**TASK OBJECTIVE:** Copy each line of the entries beneath that contains the word "required".

**SUPPLIED DATA:**

☆ ☆ ☆ ☆

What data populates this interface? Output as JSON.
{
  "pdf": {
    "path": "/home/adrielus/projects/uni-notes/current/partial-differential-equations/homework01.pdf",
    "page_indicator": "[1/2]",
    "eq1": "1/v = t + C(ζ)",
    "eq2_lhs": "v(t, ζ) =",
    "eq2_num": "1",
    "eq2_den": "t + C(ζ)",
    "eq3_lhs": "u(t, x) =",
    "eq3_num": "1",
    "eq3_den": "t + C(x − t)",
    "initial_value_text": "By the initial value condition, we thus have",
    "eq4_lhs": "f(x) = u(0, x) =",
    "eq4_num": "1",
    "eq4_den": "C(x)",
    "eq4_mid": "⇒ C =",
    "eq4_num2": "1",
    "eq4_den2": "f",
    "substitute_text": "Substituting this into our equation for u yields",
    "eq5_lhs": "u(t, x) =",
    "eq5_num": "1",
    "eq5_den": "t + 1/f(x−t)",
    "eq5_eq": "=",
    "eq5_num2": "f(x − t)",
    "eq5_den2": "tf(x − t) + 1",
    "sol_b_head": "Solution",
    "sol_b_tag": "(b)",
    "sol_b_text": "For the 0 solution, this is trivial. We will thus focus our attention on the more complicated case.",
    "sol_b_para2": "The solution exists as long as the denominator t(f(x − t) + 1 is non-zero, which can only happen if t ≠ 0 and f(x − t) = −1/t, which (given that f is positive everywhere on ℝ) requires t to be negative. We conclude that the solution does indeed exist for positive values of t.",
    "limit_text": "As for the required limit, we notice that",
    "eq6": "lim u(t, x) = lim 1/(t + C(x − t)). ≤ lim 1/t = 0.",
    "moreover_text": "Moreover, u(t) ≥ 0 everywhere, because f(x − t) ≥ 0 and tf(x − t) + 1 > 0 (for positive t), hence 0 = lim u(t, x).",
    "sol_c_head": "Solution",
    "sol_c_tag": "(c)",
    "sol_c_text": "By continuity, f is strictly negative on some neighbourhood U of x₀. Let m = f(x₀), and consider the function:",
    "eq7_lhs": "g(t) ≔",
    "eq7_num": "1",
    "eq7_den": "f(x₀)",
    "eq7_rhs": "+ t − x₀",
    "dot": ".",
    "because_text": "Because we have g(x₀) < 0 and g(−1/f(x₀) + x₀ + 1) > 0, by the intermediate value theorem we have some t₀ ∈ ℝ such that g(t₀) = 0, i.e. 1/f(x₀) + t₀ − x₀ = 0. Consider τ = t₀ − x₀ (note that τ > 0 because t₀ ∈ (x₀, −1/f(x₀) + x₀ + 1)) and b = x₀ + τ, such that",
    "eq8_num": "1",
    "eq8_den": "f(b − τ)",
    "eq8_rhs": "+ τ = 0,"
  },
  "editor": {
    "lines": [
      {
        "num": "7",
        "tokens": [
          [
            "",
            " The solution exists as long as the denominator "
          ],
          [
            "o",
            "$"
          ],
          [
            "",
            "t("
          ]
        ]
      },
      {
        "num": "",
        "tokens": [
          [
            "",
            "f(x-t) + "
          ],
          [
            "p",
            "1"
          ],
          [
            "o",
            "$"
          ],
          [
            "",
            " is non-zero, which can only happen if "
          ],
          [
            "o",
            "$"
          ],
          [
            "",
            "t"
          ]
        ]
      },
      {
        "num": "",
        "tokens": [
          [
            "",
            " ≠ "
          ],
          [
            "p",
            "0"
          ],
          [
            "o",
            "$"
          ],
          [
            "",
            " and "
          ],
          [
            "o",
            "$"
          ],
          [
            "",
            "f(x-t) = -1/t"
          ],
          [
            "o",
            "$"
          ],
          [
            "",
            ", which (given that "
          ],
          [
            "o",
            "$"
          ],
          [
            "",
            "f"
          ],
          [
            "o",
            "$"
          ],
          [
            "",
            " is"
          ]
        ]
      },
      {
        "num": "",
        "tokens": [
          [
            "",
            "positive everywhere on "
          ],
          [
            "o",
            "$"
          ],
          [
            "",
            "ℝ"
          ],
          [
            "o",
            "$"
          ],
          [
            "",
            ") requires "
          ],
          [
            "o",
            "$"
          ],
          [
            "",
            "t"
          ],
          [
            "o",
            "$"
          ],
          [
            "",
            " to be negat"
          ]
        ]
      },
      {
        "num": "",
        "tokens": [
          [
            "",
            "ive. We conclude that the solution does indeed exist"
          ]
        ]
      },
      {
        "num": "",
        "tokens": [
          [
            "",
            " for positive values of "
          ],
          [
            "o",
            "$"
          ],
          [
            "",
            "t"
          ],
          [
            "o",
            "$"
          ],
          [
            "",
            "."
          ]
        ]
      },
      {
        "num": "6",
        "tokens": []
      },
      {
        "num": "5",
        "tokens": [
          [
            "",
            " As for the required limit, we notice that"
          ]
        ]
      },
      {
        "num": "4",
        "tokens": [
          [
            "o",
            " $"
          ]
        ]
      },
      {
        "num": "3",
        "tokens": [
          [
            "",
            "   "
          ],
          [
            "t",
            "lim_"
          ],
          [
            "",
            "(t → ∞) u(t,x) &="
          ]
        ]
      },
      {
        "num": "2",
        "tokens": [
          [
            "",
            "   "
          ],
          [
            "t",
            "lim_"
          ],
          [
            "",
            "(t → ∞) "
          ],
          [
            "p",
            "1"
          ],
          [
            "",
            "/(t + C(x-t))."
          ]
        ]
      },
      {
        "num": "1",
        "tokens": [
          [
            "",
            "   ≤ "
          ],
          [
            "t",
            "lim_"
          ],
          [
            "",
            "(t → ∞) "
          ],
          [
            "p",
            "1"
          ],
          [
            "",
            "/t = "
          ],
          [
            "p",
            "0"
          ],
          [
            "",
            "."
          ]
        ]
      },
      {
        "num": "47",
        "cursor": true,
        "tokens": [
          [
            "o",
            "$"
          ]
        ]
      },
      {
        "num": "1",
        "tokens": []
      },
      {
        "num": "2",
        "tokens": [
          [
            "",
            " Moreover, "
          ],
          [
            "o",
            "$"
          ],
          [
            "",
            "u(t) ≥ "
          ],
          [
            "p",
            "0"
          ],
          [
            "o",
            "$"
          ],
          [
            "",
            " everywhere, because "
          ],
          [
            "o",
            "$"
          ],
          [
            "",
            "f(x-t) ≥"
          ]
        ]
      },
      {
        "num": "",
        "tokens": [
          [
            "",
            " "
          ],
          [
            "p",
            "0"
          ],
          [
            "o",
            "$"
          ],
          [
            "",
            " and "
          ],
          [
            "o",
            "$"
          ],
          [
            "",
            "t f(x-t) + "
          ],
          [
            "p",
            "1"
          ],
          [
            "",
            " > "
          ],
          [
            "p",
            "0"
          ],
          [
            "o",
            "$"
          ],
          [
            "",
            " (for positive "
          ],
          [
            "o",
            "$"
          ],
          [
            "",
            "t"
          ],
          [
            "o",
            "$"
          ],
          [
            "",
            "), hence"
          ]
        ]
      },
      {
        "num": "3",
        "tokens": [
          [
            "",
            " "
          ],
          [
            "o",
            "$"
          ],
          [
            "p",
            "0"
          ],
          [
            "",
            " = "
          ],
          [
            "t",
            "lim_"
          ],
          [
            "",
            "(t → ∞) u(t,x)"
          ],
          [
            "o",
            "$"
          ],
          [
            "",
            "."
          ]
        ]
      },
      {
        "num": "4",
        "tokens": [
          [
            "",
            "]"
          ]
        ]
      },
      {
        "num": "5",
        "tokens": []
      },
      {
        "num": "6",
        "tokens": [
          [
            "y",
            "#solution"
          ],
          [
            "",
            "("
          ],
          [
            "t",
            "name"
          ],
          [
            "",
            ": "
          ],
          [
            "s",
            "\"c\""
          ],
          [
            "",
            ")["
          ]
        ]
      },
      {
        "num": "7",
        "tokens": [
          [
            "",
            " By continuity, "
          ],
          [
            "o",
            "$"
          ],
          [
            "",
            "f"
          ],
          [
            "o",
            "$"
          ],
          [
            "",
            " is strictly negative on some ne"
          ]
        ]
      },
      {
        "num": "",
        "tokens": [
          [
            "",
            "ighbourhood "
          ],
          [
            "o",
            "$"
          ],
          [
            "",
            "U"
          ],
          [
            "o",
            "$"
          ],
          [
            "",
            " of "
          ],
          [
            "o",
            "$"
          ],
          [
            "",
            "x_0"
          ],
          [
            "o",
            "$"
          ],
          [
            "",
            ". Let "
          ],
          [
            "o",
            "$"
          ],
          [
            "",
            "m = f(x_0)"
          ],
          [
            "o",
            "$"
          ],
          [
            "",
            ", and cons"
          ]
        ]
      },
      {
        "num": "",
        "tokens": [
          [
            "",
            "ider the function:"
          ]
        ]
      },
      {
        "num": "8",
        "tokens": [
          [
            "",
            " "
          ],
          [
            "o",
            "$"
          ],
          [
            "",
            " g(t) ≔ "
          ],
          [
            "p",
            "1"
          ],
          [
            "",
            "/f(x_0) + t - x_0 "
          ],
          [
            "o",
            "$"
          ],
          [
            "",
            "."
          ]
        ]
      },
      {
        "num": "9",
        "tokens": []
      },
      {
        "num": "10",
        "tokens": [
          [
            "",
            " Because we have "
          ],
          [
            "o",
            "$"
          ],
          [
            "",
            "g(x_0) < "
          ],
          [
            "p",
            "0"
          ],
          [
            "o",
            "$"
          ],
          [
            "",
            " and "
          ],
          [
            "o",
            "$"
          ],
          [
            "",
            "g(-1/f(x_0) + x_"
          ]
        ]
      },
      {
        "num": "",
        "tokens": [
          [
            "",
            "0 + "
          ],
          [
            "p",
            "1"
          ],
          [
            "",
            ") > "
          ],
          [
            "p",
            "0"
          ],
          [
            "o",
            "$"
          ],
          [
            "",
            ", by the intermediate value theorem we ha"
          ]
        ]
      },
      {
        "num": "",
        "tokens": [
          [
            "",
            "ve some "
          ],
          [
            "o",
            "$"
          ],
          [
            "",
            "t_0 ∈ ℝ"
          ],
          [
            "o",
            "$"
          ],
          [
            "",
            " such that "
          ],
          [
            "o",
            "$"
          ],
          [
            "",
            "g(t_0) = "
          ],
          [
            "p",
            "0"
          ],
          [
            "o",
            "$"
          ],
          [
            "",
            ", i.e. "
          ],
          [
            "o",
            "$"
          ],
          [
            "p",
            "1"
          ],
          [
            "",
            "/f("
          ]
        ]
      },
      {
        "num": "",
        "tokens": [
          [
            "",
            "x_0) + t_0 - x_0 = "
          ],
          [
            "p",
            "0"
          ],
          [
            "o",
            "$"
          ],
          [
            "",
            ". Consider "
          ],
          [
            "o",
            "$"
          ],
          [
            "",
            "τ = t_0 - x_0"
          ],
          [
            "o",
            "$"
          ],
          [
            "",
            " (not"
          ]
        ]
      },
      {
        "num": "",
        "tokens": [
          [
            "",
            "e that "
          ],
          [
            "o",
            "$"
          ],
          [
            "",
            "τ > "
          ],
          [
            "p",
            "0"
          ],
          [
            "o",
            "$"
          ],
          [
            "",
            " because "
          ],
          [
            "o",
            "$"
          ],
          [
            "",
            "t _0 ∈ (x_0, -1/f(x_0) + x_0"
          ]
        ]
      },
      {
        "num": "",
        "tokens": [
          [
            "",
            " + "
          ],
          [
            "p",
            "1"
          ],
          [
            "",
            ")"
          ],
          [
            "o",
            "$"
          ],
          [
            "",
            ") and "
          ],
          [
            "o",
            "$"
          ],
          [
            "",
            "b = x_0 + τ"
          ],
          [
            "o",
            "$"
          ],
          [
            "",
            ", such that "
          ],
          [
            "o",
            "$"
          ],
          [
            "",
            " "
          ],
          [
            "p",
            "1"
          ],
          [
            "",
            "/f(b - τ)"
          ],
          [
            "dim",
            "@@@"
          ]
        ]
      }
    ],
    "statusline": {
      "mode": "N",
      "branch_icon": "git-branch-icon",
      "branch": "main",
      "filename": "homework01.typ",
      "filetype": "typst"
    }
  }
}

☆ ☆ ☆ ☆

**ANSWER TO THE EXERCISE:**
    "limit_text": "As for the required limit, we notice that",
            " As for the required limit, we notice that"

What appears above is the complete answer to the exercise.